▶ **GIVEN PROBLEM**:
State how many lines in the records hold the word "Ground", giving the number and no other text.

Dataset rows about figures
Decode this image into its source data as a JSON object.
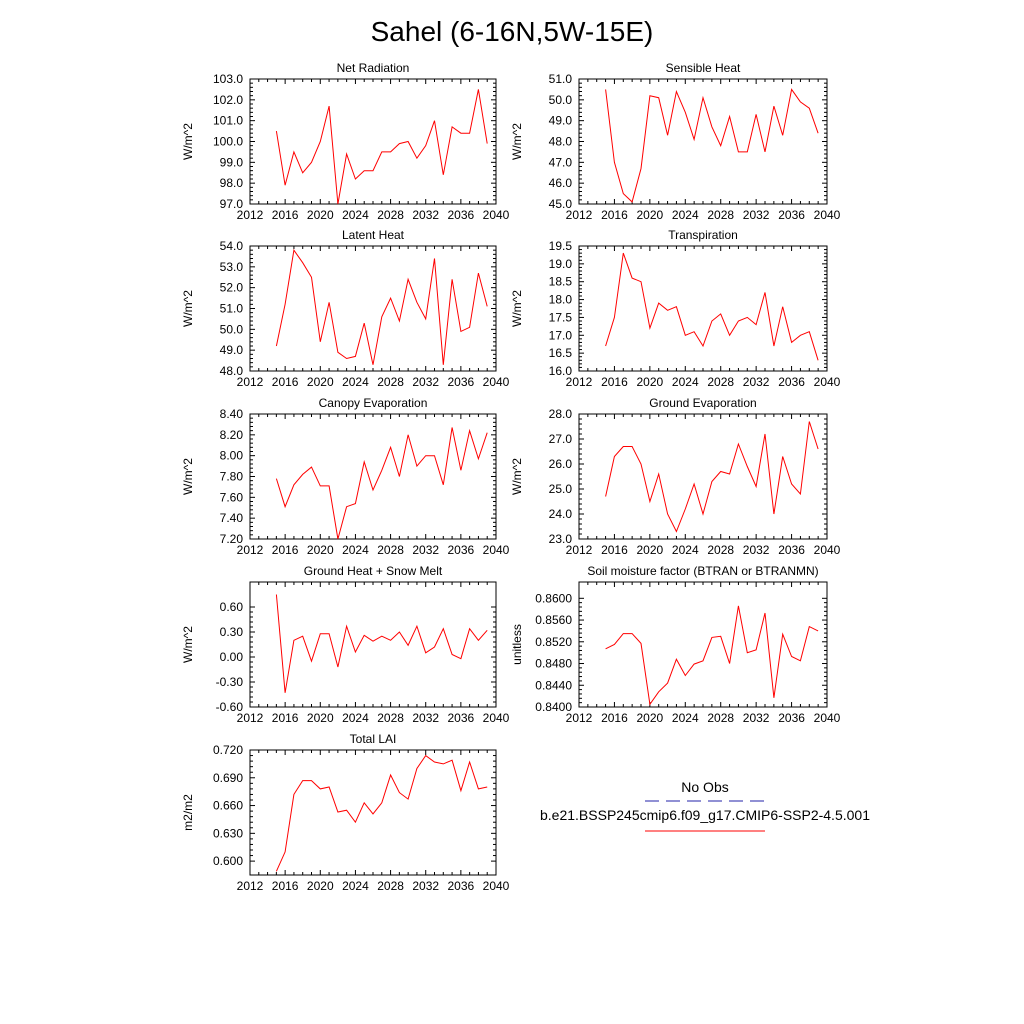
{
  "page": {
    "title": "Sahel (6-16N,5W-15E)"
  },
  "legend": {
    "obs_label": "No Obs",
    "model_label": "b.e21.BSSP245cmip6.f09_g17.CMIP6-SSP2-4.5.001",
    "obs_color": "#2222aa",
    "model_color": "#ff0000"
  },
  "chart_data": [
    {
      "type": "line",
      "title": "Net Radiation",
      "ylabel": "W/m^2",
      "xlim": [
        2012,
        2040
      ],
      "ylim": [
        97.0,
        103.0
      ],
      "xticks": [
        "2012",
        "2016",
        "2020",
        "2024",
        "2028",
        "2032",
        "2036",
        "2040"
      ],
      "yticks": [
        "97.0",
        "98.0",
        "99.0",
        "100.0",
        "101.0",
        "102.0",
        "103.0"
      ],
      "series": [
        {
          "color": "#ff0000",
          "x": [
            2015,
            2016,
            2017,
            2018,
            2019,
            2020,
            2021,
            2022,
            2023,
            2024,
            2025,
            2026,
            2027,
            2028,
            2029,
            2030,
            2031,
            2032,
            2033,
            2034,
            2035,
            2036,
            2037,
            2038,
            2039
          ],
          "values": [
            100.5,
            97.9,
            99.5,
            98.5,
            99.0,
            100.0,
            101.7,
            97.0,
            99.4,
            98.2,
            98.6,
            98.6,
            99.5,
            99.5,
            99.9,
            100.0,
            99.2,
            99.8,
            101.0,
            98.4,
            100.7,
            100.4,
            100.4,
            102.5,
            99.9
          ]
        }
      ]
    },
    {
      "type": "line",
      "title": "Sensible Heat",
      "ylabel": "W/m^2",
      "xlim": [
        2012,
        2040
      ],
      "ylim": [
        45.0,
        51.0
      ],
      "xticks": [
        "2012",
        "2016",
        "2020",
        "2024",
        "2028",
        "2032",
        "2036",
        "2040"
      ],
      "yticks": [
        "45.0",
        "46.0",
        "47.0",
        "48.0",
        "49.0",
        "50.0",
        "51.0"
      ],
      "series": [
        {
          "color": "#ff0000",
          "x": [
            2015,
            2016,
            2017,
            2018,
            2019,
            2020,
            2021,
            2022,
            2023,
            2024,
            2025,
            2026,
            2027,
            2028,
            2029,
            2030,
            2031,
            2032,
            2033,
            2034,
            2035,
            2036,
            2037,
            2038,
            2039
          ],
          "values": [
            50.5,
            47.0,
            45.5,
            45.1,
            46.7,
            50.2,
            50.1,
            48.3,
            50.4,
            49.4,
            48.1,
            50.1,
            48.7,
            47.8,
            49.2,
            47.5,
            47.5,
            49.3,
            47.5,
            49.7,
            48.3,
            50.5,
            49.9,
            49.6,
            48.4
          ]
        }
      ]
    },
    {
      "type": "line",
      "title": "Latent Heat",
      "ylabel": "W/m^2",
      "xlim": [
        2012,
        2040
      ],
      "ylim": [
        48.0,
        54.0
      ],
      "xticks": [
        "2012",
        "2016",
        "2020",
        "2024",
        "2028",
        "2032",
        "2036",
        "2040"
      ],
      "yticks": [
        "48.0",
        "49.0",
        "50.0",
        "51.0",
        "52.0",
        "53.0",
        "54.0"
      ],
      "series": [
        {
          "color": "#ff0000",
          "x": [
            2015,
            2016,
            2017,
            2018,
            2019,
            2020,
            2021,
            2022,
            2023,
            2024,
            2025,
            2026,
            2027,
            2028,
            2029,
            2030,
            2031,
            2032,
            2033,
            2034,
            2035,
            2036,
            2037,
            2038,
            2039
          ],
          "values": [
            49.2,
            51.2,
            53.8,
            53.2,
            52.5,
            49.4,
            51.3,
            48.9,
            48.6,
            48.7,
            50.3,
            48.3,
            50.6,
            51.5,
            50.4,
            52.4,
            51.3,
            50.5,
            53.4,
            48.3,
            52.4,
            49.9,
            50.1,
            52.7,
            51.1
          ]
        }
      ]
    },
    {
      "type": "line",
      "title": "Transpiration",
      "ylabel": "W/m^2",
      "xlim": [
        2012,
        2040
      ],
      "ylim": [
        16.0,
        19.5
      ],
      "xticks": [
        "2012",
        "2016",
        "2020",
        "2024",
        "2028",
        "2032",
        "2036",
        "2040"
      ],
      "yticks": [
        "16.0",
        "16.5",
        "17.0",
        "17.5",
        "18.0",
        "18.5",
        "19.0",
        "19.5"
      ],
      "series": [
        {
          "color": "#ff0000",
          "x": [
            2015,
            2016,
            2017,
            2018,
            2019,
            2020,
            2021,
            2022,
            2023,
            2024,
            2025,
            2026,
            2027,
            2028,
            2029,
            2030,
            2031,
            2032,
            2033,
            2034,
            2035,
            2036,
            2037,
            2038,
            2039
          ],
          "values": [
            16.7,
            17.5,
            19.3,
            18.6,
            18.5,
            17.2,
            17.9,
            17.7,
            17.8,
            17.0,
            17.1,
            16.7,
            17.4,
            17.6,
            17.0,
            17.4,
            17.5,
            17.3,
            18.2,
            16.7,
            17.8,
            16.8,
            17.0,
            17.1,
            16.3
          ]
        }
      ]
    },
    {
      "type": "line",
      "title": "Canopy Evaporation",
      "ylabel": "W/m^2",
      "xlim": [
        2012,
        2040
      ],
      "ylim": [
        7.2,
        8.4
      ],
      "xticks": [
        "2012",
        "2016",
        "2020",
        "2024",
        "2028",
        "2032",
        "2036",
        "2040"
      ],
      "yticks": [
        "7.20",
        "7.40",
        "7.60",
        "7.80",
        "8.00",
        "8.20",
        "8.40"
      ],
      "series": [
        {
          "color": "#ff0000",
          "x": [
            2015,
            2016,
            2017,
            2018,
            2019,
            2020,
            2021,
            2022,
            2023,
            2024,
            2025,
            2026,
            2027,
            2028,
            2029,
            2030,
            2031,
            2032,
            2033,
            2034,
            2035,
            2036,
            2037,
            2038,
            2039
          ],
          "values": [
            7.78,
            7.51,
            7.72,
            7.82,
            7.89,
            7.71,
            7.71,
            7.2,
            7.51,
            7.54,
            7.94,
            7.67,
            7.86,
            8.08,
            7.8,
            8.2,
            7.9,
            8.0,
            8.0,
            7.72,
            8.27,
            7.86,
            8.24,
            7.97,
            8.22
          ]
        }
      ]
    },
    {
      "type": "line",
      "title": "Ground Evaporation",
      "ylabel": "W/m^2",
      "xlim": [
        2012,
        2040
      ],
      "ylim": [
        23.0,
        28.0
      ],
      "xticks": [
        "2012",
        "2016",
        "2020",
        "2024",
        "2028",
        "2032",
        "2036",
        "2040"
      ],
      "yticks": [
        "23.0",
        "24.0",
        "25.0",
        "26.0",
        "27.0",
        "28.0"
      ],
      "series": [
        {
          "color": "#ff0000",
          "x": [
            2015,
            2016,
            2017,
            2018,
            2019,
            2020,
            2021,
            2022,
            2023,
            2024,
            2025,
            2026,
            2027,
            2028,
            2029,
            2030,
            2031,
            2032,
            2033,
            2034,
            2035,
            2036,
            2037,
            2038,
            2039
          ],
          "values": [
            24.7,
            26.3,
            26.7,
            26.7,
            26.0,
            24.5,
            25.6,
            24.0,
            23.3,
            24.2,
            25.2,
            24.0,
            25.3,
            25.7,
            25.6,
            26.8,
            25.9,
            25.1,
            27.2,
            24.0,
            26.3,
            25.2,
            24.8,
            27.7,
            26.6
          ]
        }
      ]
    },
    {
      "type": "line",
      "title": "Ground Heat + Snow Melt",
      "ylabel": "W/m^2",
      "xlim": [
        2012,
        2040
      ],
      "ylim": [
        -0.6,
        0.9
      ],
      "xticks": [
        "2012",
        "2016",
        "2020",
        "2024",
        "2028",
        "2032",
        "2036",
        "2040"
      ],
      "yticks": [
        "-0.60",
        "-0.30",
        "0.00",
        "0.30",
        "0.60"
      ],
      "series": [
        {
          "color": "#ff0000",
          "x": [
            2015,
            2016,
            2017,
            2018,
            2019,
            2020,
            2021,
            2022,
            2023,
            2024,
            2025,
            2026,
            2027,
            2028,
            2029,
            2030,
            2031,
            2032,
            2033,
            2034,
            2035,
            2036,
            2037,
            2038,
            2039
          ],
          "values": [
            0.75,
            -0.43,
            0.2,
            0.25,
            -0.05,
            0.28,
            0.28,
            -0.12,
            0.37,
            0.06,
            0.26,
            0.19,
            0.25,
            0.2,
            0.3,
            0.14,
            0.37,
            0.05,
            0.12,
            0.34,
            0.03,
            -0.02,
            0.34,
            0.2,
            0.32
          ]
        }
      ]
    },
    {
      "type": "line",
      "title": "Soil moisture factor (BTRAN or BTRANMN)",
      "ylabel": "unitless",
      "xlim": [
        2012,
        2040
      ],
      "ylim": [
        0.84,
        0.863
      ],
      "xticks": [
        "2012",
        "2016",
        "2020",
        "2024",
        "2028",
        "2032",
        "2036",
        "2040"
      ],
      "yticks": [
        "0.8400",
        "0.8440",
        "0.8480",
        "0.8520",
        "0.8560",
        "0.8600"
      ],
      "series": [
        {
          "color": "#ff0000",
          "x": [
            2015,
            2016,
            2017,
            2018,
            2019,
            2020,
            2021,
            2022,
            2023,
            2024,
            2025,
            2026,
            2027,
            2028,
            2029,
            2030,
            2031,
            2032,
            2033,
            2034,
            2035,
            2036,
            2037,
            2038,
            2039
          ],
          "values": [
            0.8507,
            0.8515,
            0.8535,
            0.8535,
            0.8517,
            0.8405,
            0.8428,
            0.8444,
            0.8488,
            0.8458,
            0.8479,
            0.8485,
            0.8528,
            0.853,
            0.848,
            0.8586,
            0.85,
            0.8505,
            0.8573,
            0.8417,
            0.8534,
            0.8493,
            0.8485,
            0.8548,
            0.854
          ]
        }
      ]
    },
    {
      "type": "line",
      "title": "Total LAI",
      "ylabel": "m2/m2",
      "xlim": [
        2012,
        2040
      ],
      "ylim": [
        0.585,
        0.72
      ],
      "xticks": [
        "2012",
        "2016",
        "2020",
        "2024",
        "2028",
        "2032",
        "2036",
        "2040"
      ],
      "yticks": [
        "0.600",
        "0.630",
        "0.660",
        "0.690",
        "0.720"
      ],
      "series": [
        {
          "color": "#ff0000",
          "x": [
            2015,
            2016,
            2017,
            2018,
            2019,
            2020,
            2021,
            2022,
            2023,
            2024,
            2025,
            2026,
            2027,
            2028,
            2029,
            2030,
            2031,
            2032,
            2033,
            2034,
            2035,
            2036,
            2037,
            2038,
            2039
          ],
          "values": [
            0.589,
            0.61,
            0.672,
            0.687,
            0.687,
            0.678,
            0.68,
            0.653,
            0.655,
            0.642,
            0.663,
            0.651,
            0.663,
            0.693,
            0.674,
            0.667,
            0.7,
            0.714,
            0.707,
            0.705,
            0.709,
            0.676,
            0.707,
            0.678,
            0.68
          ]
        }
      ]
    }
  ]
}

▶ **RESPONSE FOR THIS EXERCISE**:
2